### DATA PROVIDED
■ ■ ■ ■ ■
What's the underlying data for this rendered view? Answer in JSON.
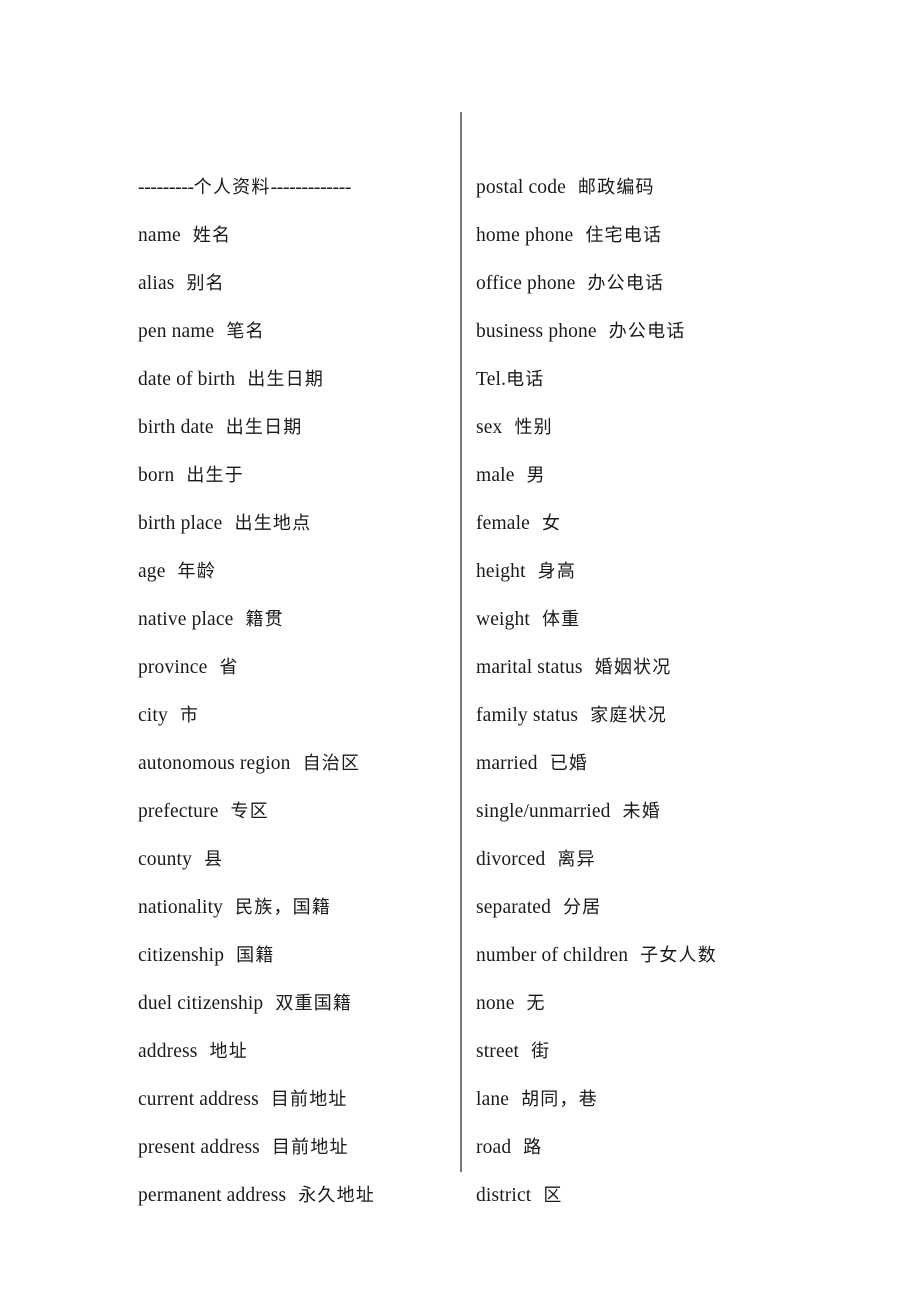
{
  "document": {
    "title": "个人资料 / Personal Information Glossary",
    "background_color": "#ffffff",
    "text_color": "#1a1a1a",
    "divider_color": "#777777"
  },
  "left_column": {
    "header": {
      "leading_dashes": "---------",
      "label": "个人资料",
      "trailing_dashes": "-------------"
    },
    "entries": [
      {
        "en": "name",
        "zh": "姓名",
        "sep": "wide"
      },
      {
        "en": "alias",
        "zh": "别名",
        "sep": "wide"
      },
      {
        "en": "pen name",
        "zh": "笔名",
        "sep": "wide"
      },
      {
        "en": "date of birth",
        "zh": "出生日期",
        "sep": "wide"
      },
      {
        "en": "birth date",
        "zh": "出生日期",
        "sep": "wide"
      },
      {
        "en": "born",
        "zh": "出生于",
        "sep": "wide"
      },
      {
        "en": "birth place",
        "zh": "出生地点",
        "sep": "wide"
      },
      {
        "en": "age",
        "zh": "年龄",
        "sep": "wide"
      },
      {
        "en": "native place",
        "zh": "籍贯",
        "sep": "wide"
      },
      {
        "en": "province",
        "zh": "省",
        "sep": "wide"
      },
      {
        "en": "city",
        "zh": "市",
        "sep": "wide"
      },
      {
        "en": "autonomous region",
        "zh": "自治区",
        "sep": "wide"
      },
      {
        "en": "prefecture",
        "zh": "专区",
        "sep": "wide"
      },
      {
        "en": "county",
        "zh": "县",
        "sep": "wide"
      },
      {
        "en": "nationality",
        "zh": "民族，国籍",
        "sep": "wide"
      },
      {
        "en": "citizenship",
        "zh": "国籍",
        "sep": "wide"
      },
      {
        "en": "duel citizenship",
        "zh": "双重国籍",
        "sep": "wide"
      },
      {
        "en": "address",
        "zh": "地址",
        "sep": "wide"
      },
      {
        "en": "current address",
        "zh": "目前地址",
        "sep": "wide"
      },
      {
        "en": "present address",
        "zh": "目前地址",
        "sep": "wide"
      },
      {
        "en": "permanent address",
        "zh": "永久地址",
        "sep": "wide"
      }
    ]
  },
  "right_column": {
    "entries": [
      {
        "en": "postal code",
        "zh": "邮政编码",
        "sep": "wide"
      },
      {
        "en": "home phone",
        "zh": "住宅电话",
        "sep": "wide"
      },
      {
        "en": "office phone",
        "zh": "办公电话",
        "sep": "wide"
      },
      {
        "en": "business phone",
        "zh": "办公电话",
        "sep": "wide"
      },
      {
        "en": "Tel.",
        "zh": "电话",
        "sep": "none"
      },
      {
        "en": "sex",
        "zh": "性别",
        "sep": "wide"
      },
      {
        "en": "male",
        "zh": "男",
        "sep": "wide"
      },
      {
        "en": "female",
        "zh": "女",
        "sep": "wide"
      },
      {
        "en": "height",
        "zh": "身高",
        "sep": "wide"
      },
      {
        "en": "weight",
        "zh": "体重",
        "sep": "wide"
      },
      {
        "en": "marital status",
        "zh": "婚姻状况",
        "sep": "wide"
      },
      {
        "en": "family status",
        "zh": "家庭状况",
        "sep": "wide"
      },
      {
        "en": "married",
        "zh": "已婚",
        "sep": "wide"
      },
      {
        "en": "single/unmarried",
        "zh": "未婚",
        "sep": "wide"
      },
      {
        "en": "divorced",
        "zh": "离异",
        "sep": "wide"
      },
      {
        "en": "separated",
        "zh": "分居",
        "sep": "wide"
      },
      {
        "en": "number of children",
        "zh": "子女人数",
        "sep": "wide"
      },
      {
        "en": "none",
        "zh": "无",
        "sep": "wide"
      },
      {
        "en": "street",
        "zh": "街",
        "sep": "wide"
      },
      {
        "en": "lane",
        "zh": "胡同，巷",
        "sep": "wide"
      },
      {
        "en": "road",
        "zh": "路",
        "sep": "wide"
      },
      {
        "en": "district",
        "zh": "区",
        "sep": "wide"
      }
    ]
  }
}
■ ■ ■ ■ ■
### PROBLEM STATEMENT
Every line above should be repeated exactly; pictures stay out of the copy.

### REPLY
What's the underlying data for this rendered view? Answer in JSON.
{
  "document": {
    "title": "个人资料 / Personal Information Glossary",
    "background_color": "#ffffff",
    "text_color": "#1a1a1a",
    "divider_color": "#777777"
  },
  "left_column": {
    "header": {
      "leading_dashes": "---------",
      "label": "个人资料",
      "trailing_dashes": "-------------"
    },
    "entries": [
      {
        "en": "name",
        "zh": "姓名",
        "sep": "wide"
      },
      {
        "en": "alias",
        "zh": "别名",
        "sep": "wide"
      },
      {
        "en": "pen name",
        "zh": "笔名",
        "sep": "wide"
      },
      {
        "en": "date of birth",
        "zh": "出生日期",
        "sep": "wide"
      },
      {
        "en": "birth date",
        "zh": "出生日期",
        "sep": "wide"
      },
      {
        "en": "born",
        "zh": "出生于",
        "sep": "wide"
      },
      {
        "en": "birth place",
        "zh": "出生地点",
        "sep": "wide"
      },
      {
        "en": "age",
        "zh": "年龄",
        "sep": "wide"
      },
      {
        "en": "native place",
        "zh": "籍贯",
        "sep": "wide"
      },
      {
        "en": "province",
        "zh": "省",
        "sep": "wide"
      },
      {
        "en": "city",
        "zh": "市",
        "sep": "wide"
      },
      {
        "en": "autonomous region",
        "zh": "自治区",
        "sep": "wide"
      },
      {
        "en": "prefecture",
        "zh": "专区",
        "sep": "wide"
      },
      {
        "en": "county",
        "zh": "县",
        "sep": "wide"
      },
      {
        "en": "nationality",
        "zh": "民族，国籍",
        "sep": "wide"
      },
      {
        "en": "citizenship",
        "zh": "国籍",
        "sep": "wide"
      },
      {
        "en": "duel citizenship",
        "zh": "双重国籍",
        "sep": "wide"
      },
      {
        "en": "address",
        "zh": "地址",
        "sep": "wide"
      },
      {
        "en": "current address",
        "zh": "目前地址",
        "sep": "wide"
      },
      {
        "en": "present address",
        "zh": "目前地址",
        "sep": "wide"
      },
      {
        "en": "permanent address",
        "zh": "永久地址",
        "sep": "wide"
      }
    ]
  },
  "right_column": {
    "entries": [
      {
        "en": "postal code",
        "zh": "邮政编码",
        "sep": "wide"
      },
      {
        "en": "home phone",
        "zh": "住宅电话",
        "sep": "wide"
      },
      {
        "en": "office phone",
        "zh": "办公电话",
        "sep": "wide"
      },
      {
        "en": "business phone",
        "zh": "办公电话",
        "sep": "wide"
      },
      {
        "en": "Tel.",
        "zh": "电话",
        "sep": "none"
      },
      {
        "en": "sex",
        "zh": "性别",
        "sep": "wide"
      },
      {
        "en": "male",
        "zh": "男",
        "sep": "wide"
      },
      {
        "en": "female",
        "zh": "女",
        "sep": "wide"
      },
      {
        "en": "height",
        "zh": "身高",
        "sep": "wide"
      },
      {
        "en": "weight",
        "zh": "体重",
        "sep": "wide"
      },
      {
        "en": "marital status",
        "zh": "婚姻状况",
        "sep": "wide"
      },
      {
        "en": "family status",
        "zh": "家庭状况",
        "sep": "wide"
      },
      {
        "en": "married",
        "zh": "已婚",
        "sep": "wide"
      },
      {
        "en": "single/unmarried",
        "zh": "未婚",
        "sep": "wide"
      },
      {
        "en": "divorced",
        "zh": "离异",
        "sep": "wide"
      },
      {
        "en": "separated",
        "zh": "分居",
        "sep": "wide"
      },
      {
        "en": "number of children",
        "zh": "子女人数",
        "sep": "wide"
      },
      {
        "en": "none",
        "zh": "无",
        "sep": "wide"
      },
      {
        "en": "street",
        "zh": "街",
        "sep": "wide"
      },
      {
        "en": "lane",
        "zh": "胡同，巷",
        "sep": "wide"
      },
      {
        "en": "road",
        "zh": "路",
        "sep": "wide"
      },
      {
        "en": "district",
        "zh": "区",
        "sep": "wide"
      }
    ]
  }
}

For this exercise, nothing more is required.